To compute the causal attention score $c{a}_{ij}^l$ utilizing the word-based causal strength $cs(x_j^{\left(c\right)},y_i^{\left(e\right)})$, we first introduce weights ${{\mathbf{w}}_{\mathbf{p}}}^l$ for each decoder layer to reserve the hierarchical semantic attending information. Then, we compute the weighted average of the causal strengths $cs(x_j^{\left(c\right)},y_{·}^{\left(e\right)})$ between the source word $x_j$ and all target candidate words $y_{·}\in \mathcal{V}$ as the causal attention score:

$$c{a}_{ij}^l={{\mathbf{w}}_{\mathbf{p}}}^l·\mathbf{cs}\left(x_j\right),$$

(9)

where $\mathbf{cs}\left(x_j\right)$ represents the causal strength vector. The i-th element of $\mathbf{cs}\left(x_j\right)$ is denoted as $cs({x_j}^{\left(c\right)},{{\mathcal{V}}_i}^{\left(e\right)})$, with i representing the index corresponding to vocabulary terms. We substitute $c{a}_{ij}^l$ in Equation (9) for the $a_{ij}^l$ in Equation (3). This forms the causal attention baseline model denoted as CAttn model in our experiments.

Exercises to complete:
A) List each distinct term in the causal attention passage that contains the word "causal".
B) Extend the passage on causal attention scores with the text that would come next.

Dataset extract:
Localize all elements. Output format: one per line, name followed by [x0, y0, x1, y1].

Outputs for the tasks:
A) causal attention score, word-based causal strength, causal strengths, causal strength vector, causal attention baseline model

B)
The original cross attention mechanism $a_{ij}^l$ is capable of learning local semantic dependencies and propagating them layer by layer. In contrast, the causal attention $c{a}_{ij}^l$ harvested from CausalNet [2] carries the causal dependency globally. Thus, we propose an attention fusion mechanism to fuse the causal attention with the stacked soft attention, equipping the sequence-to-sequence model with global causal information. Specifically, we combine the global causal dependency with the local causal dependency using a weighting scheme to make the model more expressive. We implement this by weighing the causal attention scores $c{a}_{ij}^l$ and the soft attention scores $s{a}_{ij}^l$ through ${\lambda }_{cs}^l$ called causal fusion weight. The fused attention score $f{a}_{ij}^l$ is computed as follows:

$$f{a}_{ij}^l={\lambda }_{cs}^l·c{a}_{ij}^l+(1-{\lambda }_{cs}^l)·s{a}_{ij}^l,$$

(10)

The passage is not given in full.